Task directions | Count how many lines of the material hold "заместитель". Respond with that number alone.

-- start Records shown --

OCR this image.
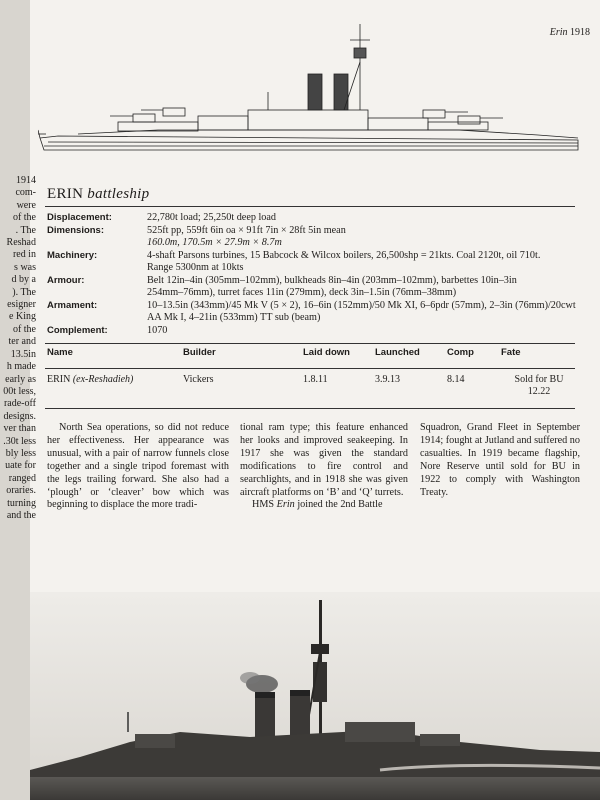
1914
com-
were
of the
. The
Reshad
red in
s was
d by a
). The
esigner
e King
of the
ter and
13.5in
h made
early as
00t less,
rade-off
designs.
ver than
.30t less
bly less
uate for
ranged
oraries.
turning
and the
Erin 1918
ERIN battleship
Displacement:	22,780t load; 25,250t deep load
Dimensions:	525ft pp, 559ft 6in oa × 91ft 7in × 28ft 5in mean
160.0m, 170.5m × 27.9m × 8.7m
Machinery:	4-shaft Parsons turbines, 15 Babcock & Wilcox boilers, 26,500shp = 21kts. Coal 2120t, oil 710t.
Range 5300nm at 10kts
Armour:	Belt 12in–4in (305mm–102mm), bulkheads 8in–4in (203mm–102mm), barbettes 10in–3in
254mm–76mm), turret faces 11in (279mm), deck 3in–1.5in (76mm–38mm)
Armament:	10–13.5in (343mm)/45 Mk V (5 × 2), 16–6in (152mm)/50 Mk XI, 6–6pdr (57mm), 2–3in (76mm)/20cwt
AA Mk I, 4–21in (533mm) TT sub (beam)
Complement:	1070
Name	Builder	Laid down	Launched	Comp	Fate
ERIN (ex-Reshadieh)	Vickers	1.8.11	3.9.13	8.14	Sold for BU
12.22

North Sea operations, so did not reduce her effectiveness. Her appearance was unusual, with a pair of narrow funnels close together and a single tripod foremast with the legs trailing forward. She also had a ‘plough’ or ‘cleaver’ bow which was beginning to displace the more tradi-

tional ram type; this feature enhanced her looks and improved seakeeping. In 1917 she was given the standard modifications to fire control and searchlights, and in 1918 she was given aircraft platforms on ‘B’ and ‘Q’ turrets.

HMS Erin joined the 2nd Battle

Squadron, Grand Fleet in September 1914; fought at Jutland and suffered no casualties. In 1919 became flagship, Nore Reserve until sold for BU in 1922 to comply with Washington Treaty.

-- end Records shown --
-- start Records shown --

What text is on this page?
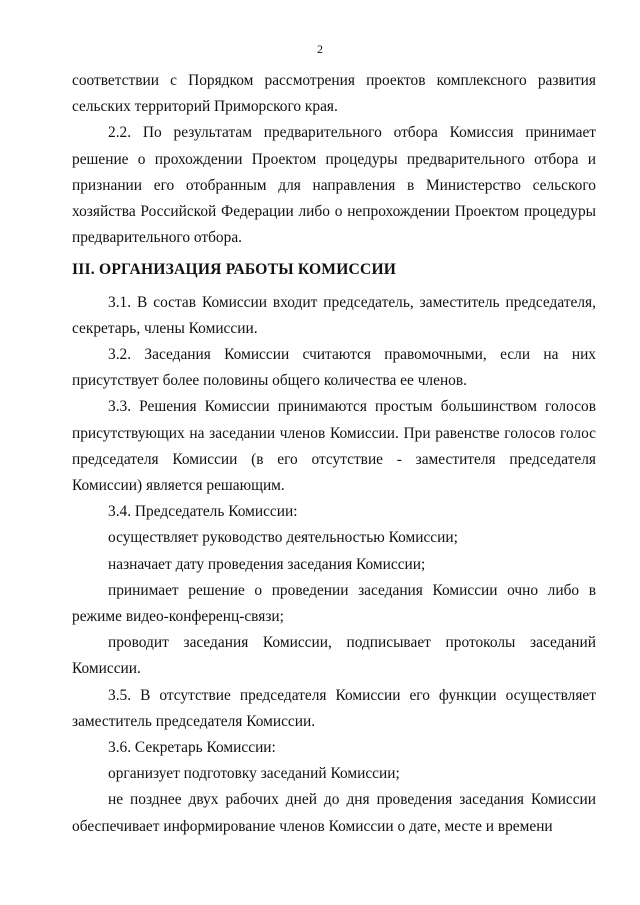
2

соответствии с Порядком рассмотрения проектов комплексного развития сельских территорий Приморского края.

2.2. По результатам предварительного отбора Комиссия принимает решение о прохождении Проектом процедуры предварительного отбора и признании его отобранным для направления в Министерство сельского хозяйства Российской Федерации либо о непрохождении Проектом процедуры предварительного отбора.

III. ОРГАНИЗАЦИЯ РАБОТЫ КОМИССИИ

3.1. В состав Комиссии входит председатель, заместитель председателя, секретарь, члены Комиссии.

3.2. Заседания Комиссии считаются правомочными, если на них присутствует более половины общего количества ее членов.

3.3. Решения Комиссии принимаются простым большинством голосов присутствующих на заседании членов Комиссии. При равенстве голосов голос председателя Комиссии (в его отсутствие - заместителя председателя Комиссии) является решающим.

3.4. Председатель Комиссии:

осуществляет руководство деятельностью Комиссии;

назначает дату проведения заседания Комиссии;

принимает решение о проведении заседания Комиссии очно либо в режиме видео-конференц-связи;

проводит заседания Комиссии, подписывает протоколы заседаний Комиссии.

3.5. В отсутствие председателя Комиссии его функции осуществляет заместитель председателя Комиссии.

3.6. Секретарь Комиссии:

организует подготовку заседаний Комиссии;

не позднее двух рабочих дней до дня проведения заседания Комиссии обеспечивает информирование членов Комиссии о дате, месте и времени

-- end Records shown --

Written answer | 2